▶ Problem statement
Repeat, exactly and in full, the lines of the listing below, but without any pictures.

▶ Exercise material
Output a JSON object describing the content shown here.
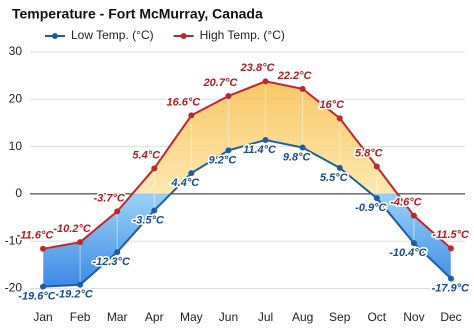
{
  "chart_data": {
    "type": "line",
    "title": "Temperature - Fort McMurray, Canada",
    "categories": [
      "Jan",
      "Feb",
      "Mar",
      "Apr",
      "May",
      "Jun",
      "Jul",
      "Aug",
      "Sep",
      "Oct",
      "Nov",
      "Dec"
    ],
    "series": [
      {
        "name": "Low Temp. (°C)",
        "color": "#1f5e9e",
        "values": [
          -19.6,
          -19.2,
          -12.3,
          -3.5,
          4.4,
          9.2,
          11.4,
          9.8,
          5.5,
          -0.9,
          -10.4,
          -17.9
        ],
        "value_labels": [
          "-19.6°C",
          "-19.2°C",
          "-12.3°C",
          "-3.5°C",
          "4.4°C",
          "9.2°C",
          "11.4°C",
          "9.8°C",
          "5.5°C",
          "-0.9°C",
          "-10.4°C",
          "-17.9°C"
        ]
      },
      {
        "name": "High Temp. (°C)",
        "color": "#c0272d",
        "values": [
          -11.6,
          -10.2,
          -3.7,
          5.4,
          16.6,
          20.7,
          23.8,
          22.2,
          16,
          5.8,
          -4.6,
          -11.5
        ],
        "value_labels": [
          "-11.6°C",
          "-10.2°C",
          "-3.7°C",
          "5.4°C",
          "16.6°C",
          "20.7°C",
          "23.8°C",
          "22.2°C",
          "16°C",
          "5.8°C",
          "-4.6°C",
          "-11.5°C"
        ]
      }
    ],
    "ylim": [
      -22,
      30
    ],
    "yticks": [
      -20,
      -10,
      0,
      10,
      20,
      30
    ],
    "grid": true
  }
}
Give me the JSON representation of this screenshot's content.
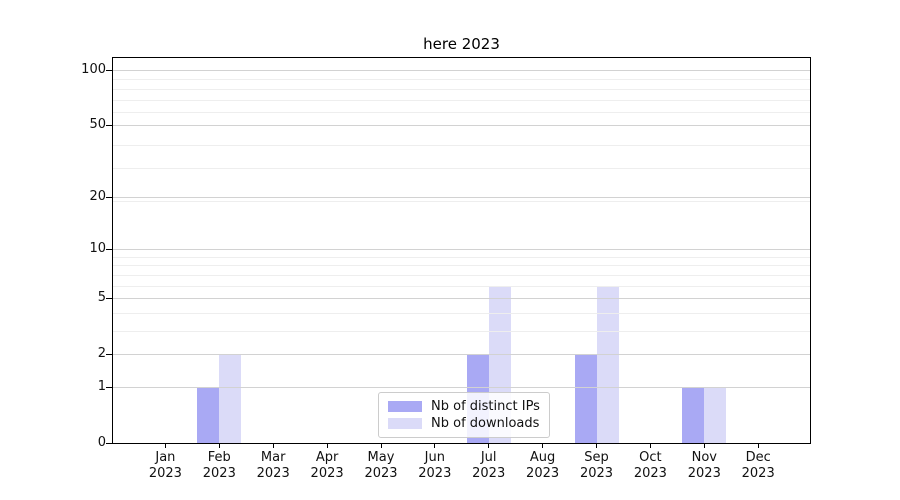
{
  "title": "here 2023",
  "chart_data": {
    "type": "bar",
    "title": "here 2023",
    "categories": [
      "Jan",
      "Feb",
      "Mar",
      "Apr",
      "May",
      "Jun",
      "Jul",
      "Aug",
      "Sep",
      "Oct",
      "Nov",
      "Dec"
    ],
    "category_year": "2023",
    "series": [
      {
        "name": "Nb of distinct IPs",
        "color": "#a9a9f4",
        "values": [
          0,
          1,
          0,
          0,
          0,
          0,
          2,
          0,
          2,
          0,
          1,
          0
        ]
      },
      {
        "name": "Nb of downloads",
        "color": "#dbdbf8",
        "values": [
          0,
          2,
          0,
          0,
          0,
          0,
          6,
          0,
          6,
          0,
          1,
          0
        ]
      }
    ],
    "y_axis": {
      "scale": "log1p",
      "range": [
        0,
        100
      ],
      "ticks": [
        0,
        1,
        2,
        5,
        10,
        20,
        50,
        100
      ],
      "minor_ticks": [
        3,
        4,
        6,
        7,
        8,
        9,
        19,
        29,
        39,
        59,
        69,
        79,
        89
      ]
    },
    "grid": {
      "major_color": "#d2d2d2",
      "minor_color": "#eeeeee",
      "major_on": true,
      "minor_on": true
    },
    "legend": {
      "position": "lower-center",
      "items": [
        "Nb of distinct IPs",
        "Nb of downloads"
      ]
    }
  }
}
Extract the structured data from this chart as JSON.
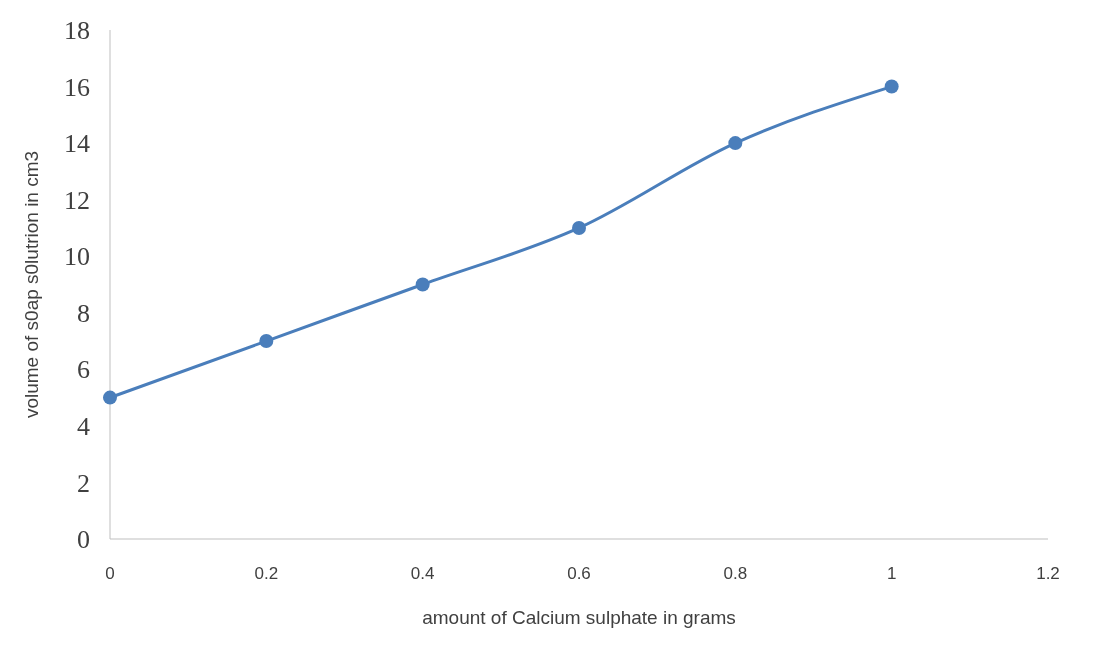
{
  "chart_data": {
    "type": "line",
    "xlabel": "amount of Calcium sulphate in grams",
    "ylabel": "volume of s0ap s0lutrion in cm3",
    "x": [
      0,
      0.2,
      0.4,
      0.6,
      0.8,
      1
    ],
    "series": [
      {
        "color": "#4a7ebb",
        "values": [
          5,
          7,
          9,
          11,
          14,
          16
        ]
      }
    ],
    "xlim": [
      0,
      1.2
    ],
    "xticks": [
      0,
      0.2,
      0.4,
      0.6,
      0.8,
      1,
      1.2
    ],
    "ylim": [
      0,
      18
    ],
    "yticks": [
      0,
      2,
      4,
      6,
      8,
      10,
      12,
      14,
      16,
      18
    ],
    "marker": "circle",
    "grid": false
  }
}
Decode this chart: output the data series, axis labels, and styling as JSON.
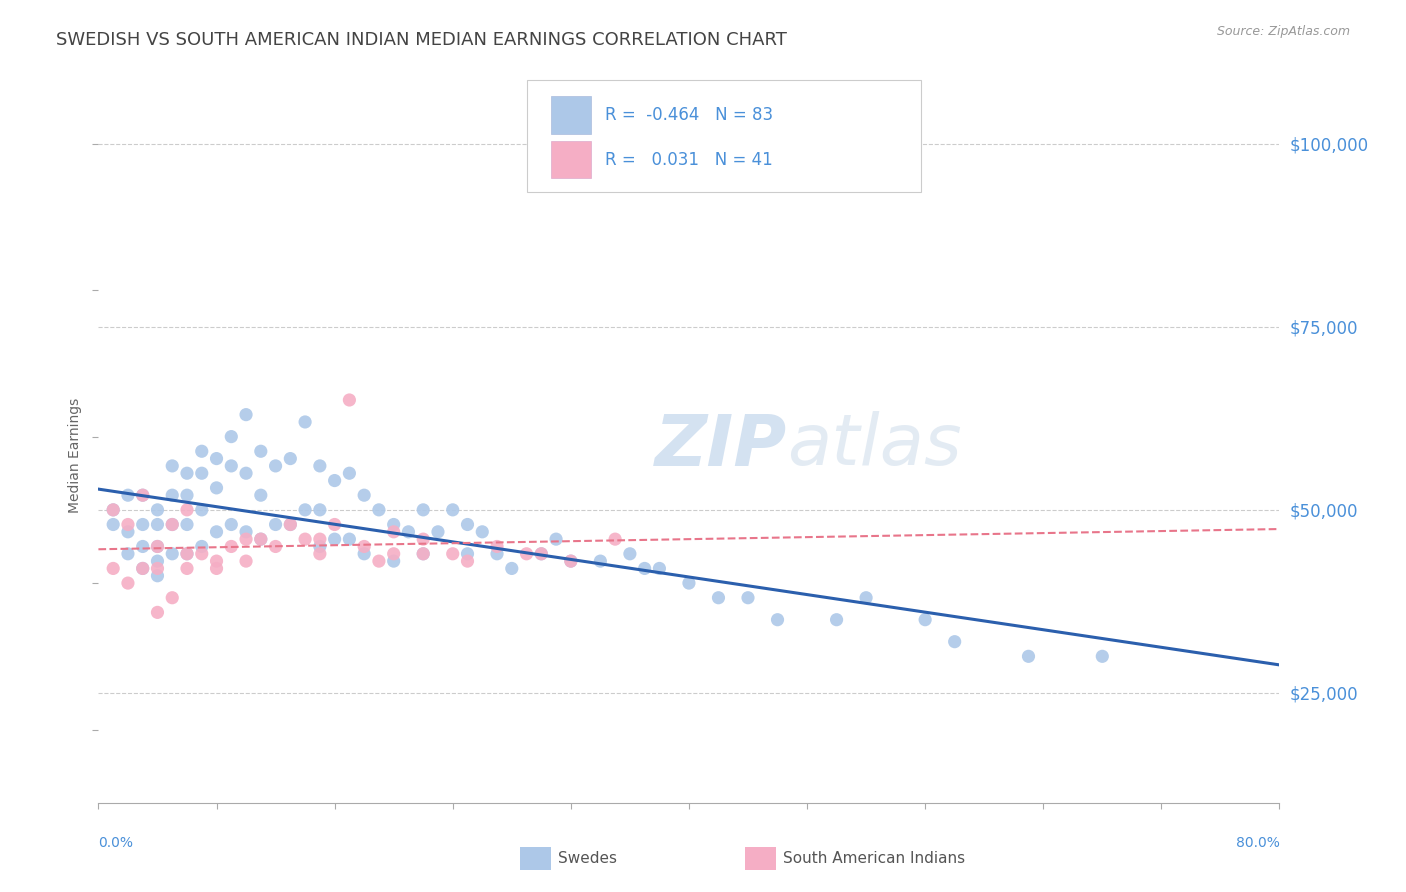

▶ The solution
Output a JSON object describing the content shown here.
{
  "chart_data": {
    "type": "line",
    "title": "Temperature - Fort McMurray, Canada",
    "categories": [
      "Jan",
      "Feb",
      "Mar",
      "Apr",
      "May",
      "Jun",
      "Jul",
      "Aug",
      "Sep",
      "Oct",
      "Nov",
      "Dec"
    ],
    "series": [
      {
        "name": "Low Temp. (°C)",
        "color": "#1f5e9e",
        "values": [
          -19.6,
          -19.2,
          -12.3,
          -3.5,
          4.4,
          9.2,
          11.4,
          9.8,
          5.5,
          -0.9,
          -10.4,
          -17.9
        ],
        "value_labels": [
          "-19.6°C",
          "-19.2°C",
          "-12.3°C",
          "-3.5°C",
          "4.4°C",
          "9.2°C",
          "11.4°C",
          "9.8°C",
          "5.5°C",
          "-0.9°C",
          "-10.4°C",
          "-17.9°C"
        ]
      },
      {
        "name": "High Temp. (°C)",
        "color": "#c0272d",
        "values": [
          -11.6,
          -10.2,
          -3.7,
          5.4,
          16.6,
          20.7,
          23.8,
          22.2,
          16,
          5.8,
          -4.6,
          -11.5
        ],
        "value_labels": [
          "-11.6°C",
          "-10.2°C",
          "-3.7°C",
          "5.4°C",
          "16.6°C",
          "20.7°C",
          "23.8°C",
          "22.2°C",
          "16°C",
          "5.8°C",
          "-4.6°C",
          "-11.5°C"
        ]
      }
    ],
    "ylim": [
      -22,
      30
    ],
    "yticks": [
      -20,
      -10,
      0,
      10,
      20,
      30
    ],
    "grid": true
  }
}
Give me the JSON representation of this screenshot's content.
{
  "title": "here 2023",
  "chart_data": {
    "type": "bar",
    "title": "here 2023",
    "categories": [
      "Jan",
      "Feb",
      "Mar",
      "Apr",
      "May",
      "Jun",
      "Jul",
      "Aug",
      "Sep",
      "Oct",
      "Nov",
      "Dec"
    ],
    "category_year": "2023",
    "series": [
      {
        "name": "Nb of distinct IPs",
        "color": "#a9a9f4",
        "values": [
          0,
          1,
          0,
          0,
          0,
          0,
          2,
          0,
          2,
          0,
          1,
          0
        ]
      },
      {
        "name": "Nb of downloads",
        "color": "#dbdbf8",
        "values": [
          0,
          2,
          0,
          0,
          0,
          0,
          6,
          0,
          6,
          0,
          1,
          0
        ]
      }
    ],
    "y_axis": {
      "scale": "log1p",
      "range": [
        0,
        100
      ],
      "ticks": [
        0,
        1,
        2,
        5,
        10,
        20,
        50,
        100
      ],
      "minor_ticks": [
        3,
        4,
        6,
        7,
        8,
        9,
        19,
        29,
        39,
        59,
        69,
        79,
        89
      ]
    },
    "grid": {
      "major_color": "#d2d2d2",
      "minor_color": "#eeeeee",
      "major_on": true,
      "minor_on": true
    },
    "legend": {
      "position": "lower-center",
      "items": [
        "Nb of distinct IPs",
        "Nb of downloads"
      ]
    }
  }
}
Extract the structured data from this chart as JSON.
{
  "chart_data": {
    "type": "line",
    "xlabel": "amount of Calcium sulphate in grams",
    "ylabel": "volume of s0ap s0lutrion in cm3",
    "x": [
      0,
      0.2,
      0.4,
      0.6,
      0.8,
      1
    ],
    "series": [
      {
        "color": "#4a7ebb",
        "values": [
          5,
          7,
          9,
          11,
          14,
          16
        ]
      }
    ],
    "xlim": [
      0,
      1.2
    ],
    "xticks": [
      0,
      0.2,
      0.4,
      0.6,
      0.8,
      1,
      1.2
    ],
    "ylim": [
      0,
      18
    ],
    "yticks": [
      0,
      2,
      4,
      6,
      8,
      10,
      12,
      14,
      16,
      18
    ],
    "marker": "circle",
    "grid": false
  }
}
Decode this chart: output the data series, axis labels, and styling as JSON.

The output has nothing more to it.